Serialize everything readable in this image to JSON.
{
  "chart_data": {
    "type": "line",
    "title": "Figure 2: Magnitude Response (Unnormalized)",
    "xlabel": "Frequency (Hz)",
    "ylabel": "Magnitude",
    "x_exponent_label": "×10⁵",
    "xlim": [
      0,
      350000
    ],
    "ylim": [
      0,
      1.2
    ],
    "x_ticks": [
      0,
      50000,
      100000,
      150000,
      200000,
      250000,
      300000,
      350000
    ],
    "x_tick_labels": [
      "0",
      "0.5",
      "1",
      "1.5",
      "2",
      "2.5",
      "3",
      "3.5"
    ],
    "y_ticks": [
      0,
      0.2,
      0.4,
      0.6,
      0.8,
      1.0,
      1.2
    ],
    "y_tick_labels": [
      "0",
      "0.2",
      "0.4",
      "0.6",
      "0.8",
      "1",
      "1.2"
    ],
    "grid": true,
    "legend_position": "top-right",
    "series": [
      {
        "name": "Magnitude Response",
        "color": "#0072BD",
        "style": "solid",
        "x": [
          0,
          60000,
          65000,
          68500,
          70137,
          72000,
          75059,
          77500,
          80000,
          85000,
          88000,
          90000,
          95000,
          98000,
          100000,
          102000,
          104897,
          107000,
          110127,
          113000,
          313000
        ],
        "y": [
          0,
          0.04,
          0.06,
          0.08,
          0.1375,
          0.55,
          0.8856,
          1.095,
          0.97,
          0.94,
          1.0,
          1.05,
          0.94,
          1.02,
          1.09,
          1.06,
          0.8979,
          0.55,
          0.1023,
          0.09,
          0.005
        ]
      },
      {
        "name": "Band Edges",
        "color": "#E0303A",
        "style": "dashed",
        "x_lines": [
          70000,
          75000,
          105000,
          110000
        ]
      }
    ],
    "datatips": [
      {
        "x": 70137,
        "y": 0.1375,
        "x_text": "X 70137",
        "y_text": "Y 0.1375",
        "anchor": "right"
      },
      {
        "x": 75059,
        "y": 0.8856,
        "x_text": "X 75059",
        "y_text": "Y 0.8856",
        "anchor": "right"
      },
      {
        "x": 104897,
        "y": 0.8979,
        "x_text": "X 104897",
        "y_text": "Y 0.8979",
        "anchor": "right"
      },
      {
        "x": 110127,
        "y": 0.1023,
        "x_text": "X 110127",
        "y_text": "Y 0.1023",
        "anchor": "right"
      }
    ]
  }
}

○ ○ ○

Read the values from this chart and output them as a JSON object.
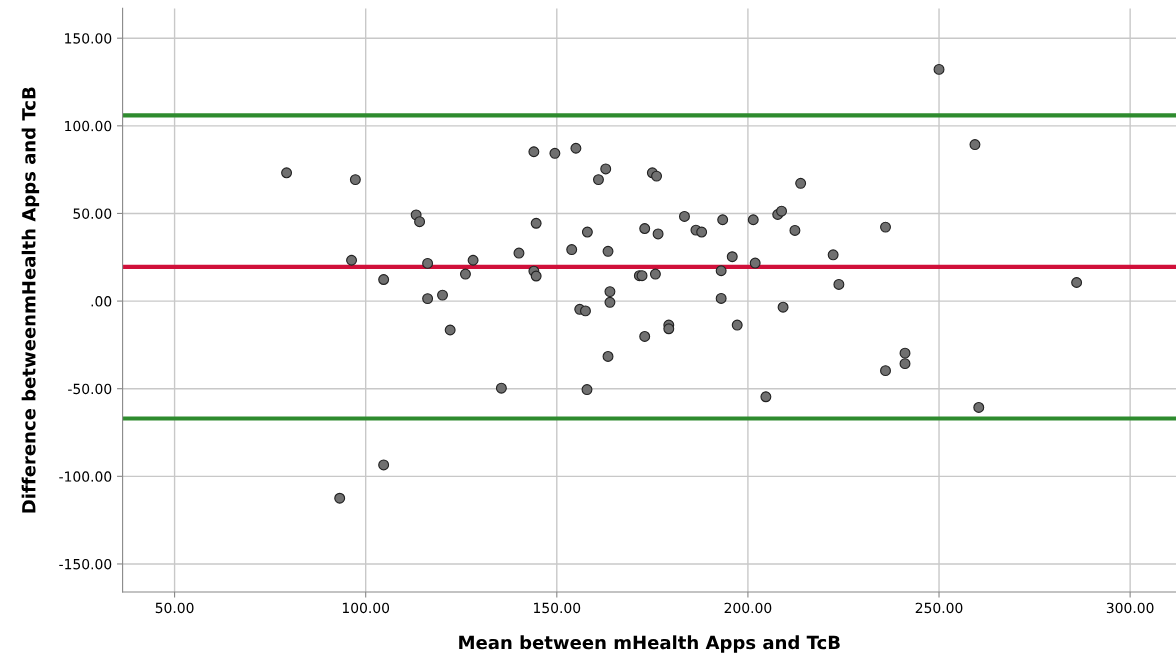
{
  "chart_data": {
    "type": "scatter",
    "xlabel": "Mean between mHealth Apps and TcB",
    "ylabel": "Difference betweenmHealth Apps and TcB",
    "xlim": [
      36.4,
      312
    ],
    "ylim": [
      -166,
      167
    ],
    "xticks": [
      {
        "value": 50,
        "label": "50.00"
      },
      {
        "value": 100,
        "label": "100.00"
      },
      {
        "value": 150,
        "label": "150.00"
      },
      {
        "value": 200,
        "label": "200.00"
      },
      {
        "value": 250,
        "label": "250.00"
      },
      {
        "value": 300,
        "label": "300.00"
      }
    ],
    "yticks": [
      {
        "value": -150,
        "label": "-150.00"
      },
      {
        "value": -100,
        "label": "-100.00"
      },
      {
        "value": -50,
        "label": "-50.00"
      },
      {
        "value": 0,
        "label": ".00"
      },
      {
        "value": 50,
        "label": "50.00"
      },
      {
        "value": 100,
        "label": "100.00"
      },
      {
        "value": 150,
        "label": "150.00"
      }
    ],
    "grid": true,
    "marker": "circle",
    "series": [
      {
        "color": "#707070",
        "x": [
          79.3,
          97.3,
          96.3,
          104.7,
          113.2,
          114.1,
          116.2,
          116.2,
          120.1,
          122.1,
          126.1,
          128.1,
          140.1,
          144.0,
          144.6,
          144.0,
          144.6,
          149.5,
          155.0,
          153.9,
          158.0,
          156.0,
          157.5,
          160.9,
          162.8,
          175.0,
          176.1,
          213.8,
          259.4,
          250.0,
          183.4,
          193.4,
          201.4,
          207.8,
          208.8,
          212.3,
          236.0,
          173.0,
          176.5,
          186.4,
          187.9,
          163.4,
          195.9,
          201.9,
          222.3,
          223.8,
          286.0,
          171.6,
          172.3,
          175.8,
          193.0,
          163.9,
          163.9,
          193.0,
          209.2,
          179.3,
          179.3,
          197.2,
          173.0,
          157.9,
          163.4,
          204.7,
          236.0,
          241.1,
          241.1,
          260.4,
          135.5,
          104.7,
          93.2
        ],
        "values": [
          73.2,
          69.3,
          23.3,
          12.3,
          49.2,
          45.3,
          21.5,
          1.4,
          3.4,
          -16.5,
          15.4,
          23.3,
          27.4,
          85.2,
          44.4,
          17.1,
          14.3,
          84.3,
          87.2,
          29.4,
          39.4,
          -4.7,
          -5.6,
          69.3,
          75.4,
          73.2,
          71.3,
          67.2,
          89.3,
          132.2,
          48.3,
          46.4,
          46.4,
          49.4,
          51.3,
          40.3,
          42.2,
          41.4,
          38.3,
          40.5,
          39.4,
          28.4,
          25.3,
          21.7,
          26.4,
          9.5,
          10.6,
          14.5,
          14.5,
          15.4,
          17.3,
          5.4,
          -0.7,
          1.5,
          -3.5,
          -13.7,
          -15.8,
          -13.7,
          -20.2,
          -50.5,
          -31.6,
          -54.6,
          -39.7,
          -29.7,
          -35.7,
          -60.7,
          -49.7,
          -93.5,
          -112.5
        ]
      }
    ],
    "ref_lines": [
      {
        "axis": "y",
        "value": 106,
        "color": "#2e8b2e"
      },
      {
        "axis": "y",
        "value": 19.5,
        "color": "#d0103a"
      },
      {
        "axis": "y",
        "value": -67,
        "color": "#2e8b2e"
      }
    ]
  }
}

○ ○ ○

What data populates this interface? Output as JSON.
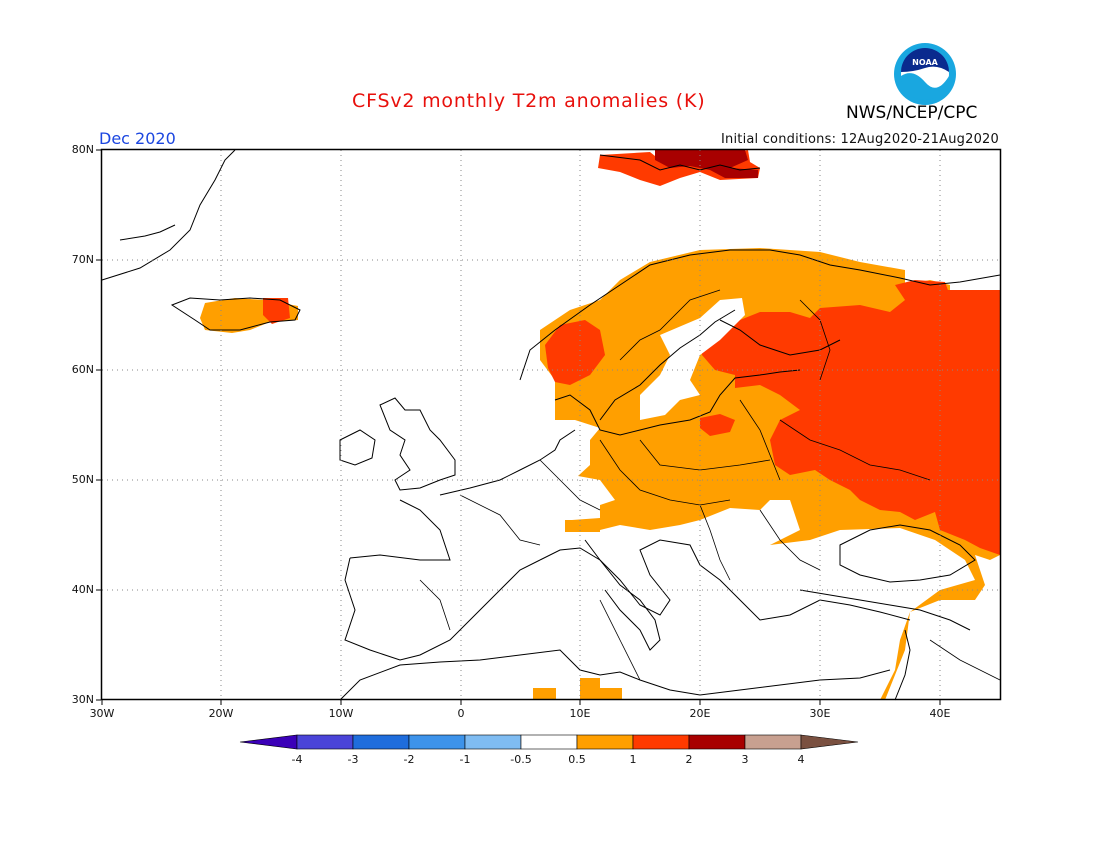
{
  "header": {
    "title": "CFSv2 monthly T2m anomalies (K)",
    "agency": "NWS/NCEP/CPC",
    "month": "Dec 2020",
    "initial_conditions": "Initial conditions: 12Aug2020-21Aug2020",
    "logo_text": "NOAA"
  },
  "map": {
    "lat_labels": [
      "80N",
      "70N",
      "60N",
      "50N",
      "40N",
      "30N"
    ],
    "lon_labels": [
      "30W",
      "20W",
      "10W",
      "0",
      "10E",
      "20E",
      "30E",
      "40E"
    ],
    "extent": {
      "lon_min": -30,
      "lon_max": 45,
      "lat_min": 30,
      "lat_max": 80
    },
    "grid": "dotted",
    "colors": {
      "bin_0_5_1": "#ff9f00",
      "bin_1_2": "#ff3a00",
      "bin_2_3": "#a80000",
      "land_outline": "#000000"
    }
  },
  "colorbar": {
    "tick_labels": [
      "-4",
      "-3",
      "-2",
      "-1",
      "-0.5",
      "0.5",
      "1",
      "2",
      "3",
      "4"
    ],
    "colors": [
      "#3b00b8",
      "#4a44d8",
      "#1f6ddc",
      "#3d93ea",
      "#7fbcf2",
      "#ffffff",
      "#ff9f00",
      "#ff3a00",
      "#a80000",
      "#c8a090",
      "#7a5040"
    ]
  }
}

○ ○ ○

Requirements | Give the number of lines where the string "this" occurs, without any further text.

Written response | 3